Your task -> Without including any pictures, write out all the entries exactly.

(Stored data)
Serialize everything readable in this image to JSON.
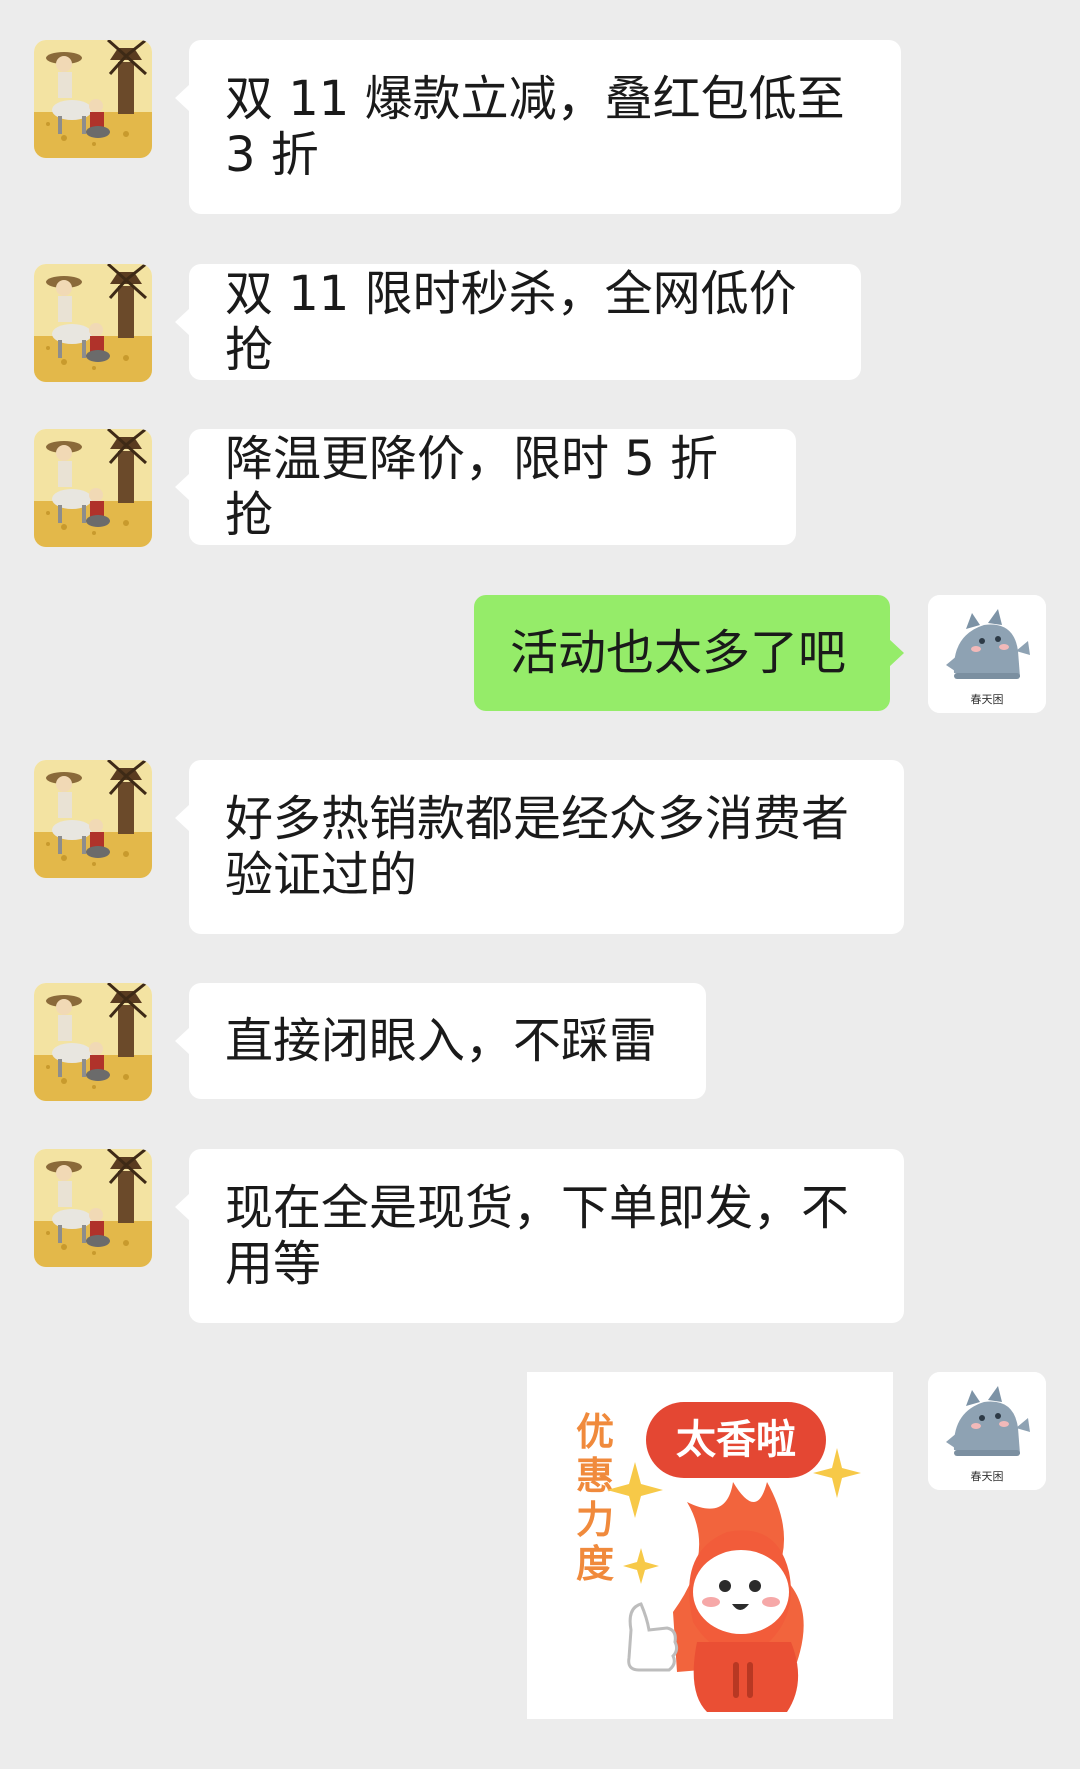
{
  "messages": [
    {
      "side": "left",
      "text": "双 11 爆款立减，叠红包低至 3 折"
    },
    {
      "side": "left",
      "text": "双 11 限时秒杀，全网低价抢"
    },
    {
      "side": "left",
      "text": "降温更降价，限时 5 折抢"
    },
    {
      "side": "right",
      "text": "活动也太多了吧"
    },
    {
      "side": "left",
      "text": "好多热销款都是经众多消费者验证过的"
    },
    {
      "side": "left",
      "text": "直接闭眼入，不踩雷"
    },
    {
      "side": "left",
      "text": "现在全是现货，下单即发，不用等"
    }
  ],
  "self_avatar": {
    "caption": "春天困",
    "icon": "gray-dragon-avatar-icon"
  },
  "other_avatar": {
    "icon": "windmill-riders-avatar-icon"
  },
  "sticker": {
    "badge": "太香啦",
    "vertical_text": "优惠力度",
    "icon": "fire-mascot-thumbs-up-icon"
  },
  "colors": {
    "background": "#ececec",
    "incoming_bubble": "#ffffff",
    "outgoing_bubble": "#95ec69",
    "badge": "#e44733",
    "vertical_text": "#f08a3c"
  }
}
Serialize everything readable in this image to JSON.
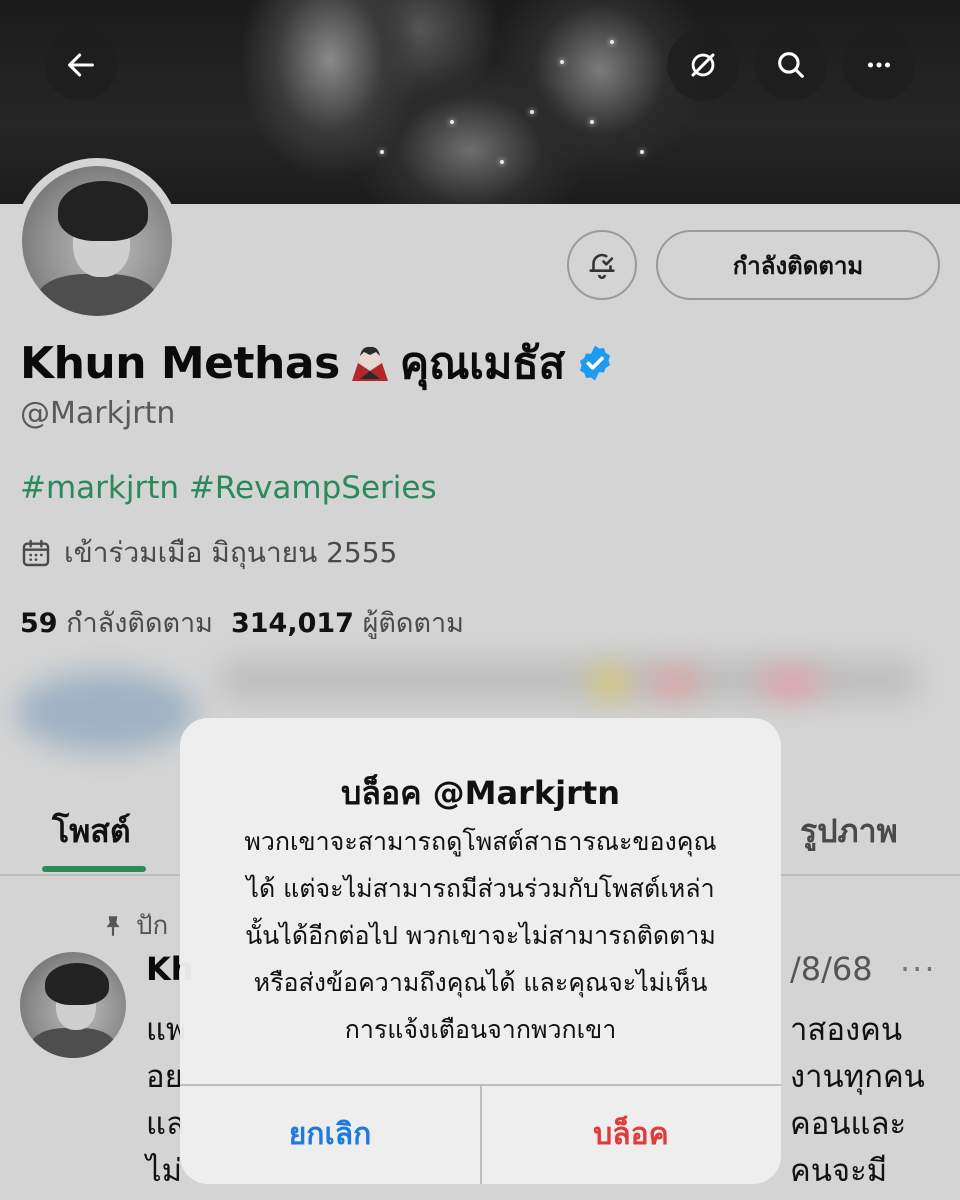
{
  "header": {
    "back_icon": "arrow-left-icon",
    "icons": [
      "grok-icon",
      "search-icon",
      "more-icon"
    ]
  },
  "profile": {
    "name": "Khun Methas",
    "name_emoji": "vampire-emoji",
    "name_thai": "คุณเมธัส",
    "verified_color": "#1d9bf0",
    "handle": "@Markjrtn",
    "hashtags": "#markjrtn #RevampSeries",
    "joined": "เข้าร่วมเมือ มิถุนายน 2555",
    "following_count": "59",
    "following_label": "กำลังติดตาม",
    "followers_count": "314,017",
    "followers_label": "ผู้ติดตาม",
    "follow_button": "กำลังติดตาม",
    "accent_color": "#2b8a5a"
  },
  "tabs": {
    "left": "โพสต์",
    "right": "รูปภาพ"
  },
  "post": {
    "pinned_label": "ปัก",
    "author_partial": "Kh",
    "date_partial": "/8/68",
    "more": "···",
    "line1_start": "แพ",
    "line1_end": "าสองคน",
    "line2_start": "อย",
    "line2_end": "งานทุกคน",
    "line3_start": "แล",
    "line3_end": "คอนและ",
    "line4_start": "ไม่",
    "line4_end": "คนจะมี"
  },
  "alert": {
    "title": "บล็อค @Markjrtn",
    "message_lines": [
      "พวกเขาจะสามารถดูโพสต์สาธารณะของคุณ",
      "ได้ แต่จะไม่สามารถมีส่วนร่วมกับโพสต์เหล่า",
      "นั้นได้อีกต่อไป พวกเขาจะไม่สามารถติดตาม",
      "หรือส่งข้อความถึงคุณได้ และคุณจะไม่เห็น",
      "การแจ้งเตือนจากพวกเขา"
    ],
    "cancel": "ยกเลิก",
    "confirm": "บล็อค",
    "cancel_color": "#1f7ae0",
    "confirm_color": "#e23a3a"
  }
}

The completed task ->
Serialize everything readable in this image to JSON.
{
  "messages": [
    {
      "side": "left",
      "text": "双 11 爆款立减，叠红包低至 3 折"
    },
    {
      "side": "left",
      "text": "双 11 限时秒杀，全网低价抢"
    },
    {
      "side": "left",
      "text": "降温更降价，限时 5 折抢"
    },
    {
      "side": "right",
      "text": "活动也太多了吧"
    },
    {
      "side": "left",
      "text": "好多热销款都是经众多消费者验证过的"
    },
    {
      "side": "left",
      "text": "直接闭眼入，不踩雷"
    },
    {
      "side": "left",
      "text": "现在全是现货，下单即发，不用等"
    }
  ],
  "self_avatar": {
    "caption": "春天困",
    "icon": "gray-dragon-avatar-icon"
  },
  "other_avatar": {
    "icon": "windmill-riders-avatar-icon"
  },
  "sticker": {
    "badge": "太香啦",
    "vertical_text": "优惠力度",
    "icon": "fire-mascot-thumbs-up-icon"
  },
  "colors": {
    "background": "#ececec",
    "incoming_bubble": "#ffffff",
    "outgoing_bubble": "#95ec69",
    "badge": "#e44733",
    "vertical_text": "#f08a3c"
  }
}
Serialize everything readable in this image to JSON.
{
  "header": {
    "back_icon": "arrow-left-icon",
    "icons": [
      "grok-icon",
      "search-icon",
      "more-icon"
    ]
  },
  "profile": {
    "name": "Khun Methas",
    "name_emoji": "vampire-emoji",
    "name_thai": "คุณเมธัส",
    "verified_color": "#1d9bf0",
    "handle": "@Markjrtn",
    "hashtags": "#markjrtn #RevampSeries",
    "joined": "เข้าร่วมเมือ มิถุนายน 2555",
    "following_count": "59",
    "following_label": "กำลังติดตาม",
    "followers_count": "314,017",
    "followers_label": "ผู้ติดตาม",
    "follow_button": "กำลังติดตาม",
    "accent_color": "#2b8a5a"
  },
  "tabs": {
    "left": "โพสต์",
    "right": "รูปภาพ"
  },
  "post": {
    "pinned_label": "ปัก",
    "author_partial": "Kh",
    "date_partial": "/8/68",
    "more": "···",
    "line1_start": "แพ",
    "line1_end": "าสองคน",
    "line2_start": "อย",
    "line2_end": "งานทุกคน",
    "line3_start": "แล",
    "line3_end": "คอนและ",
    "line4_start": "ไม่",
    "line4_end": "คนจะมี"
  },
  "alert": {
    "title": "บล็อค @Markjrtn",
    "message_lines": [
      "พวกเขาจะสามารถดูโพสต์สาธารณะของคุณ",
      "ได้ แต่จะไม่สามารถมีส่วนร่วมกับโพสต์เหล่า",
      "นั้นได้อีกต่อไป พวกเขาจะไม่สามารถติดตาม",
      "หรือส่งข้อความถึงคุณได้ และคุณจะไม่เห็น",
      "การแจ้งเตือนจากพวกเขา"
    ],
    "cancel": "ยกเลิก",
    "confirm": "บล็อค",
    "cancel_color": "#1f7ae0",
    "confirm_color": "#e23a3a"
  }
}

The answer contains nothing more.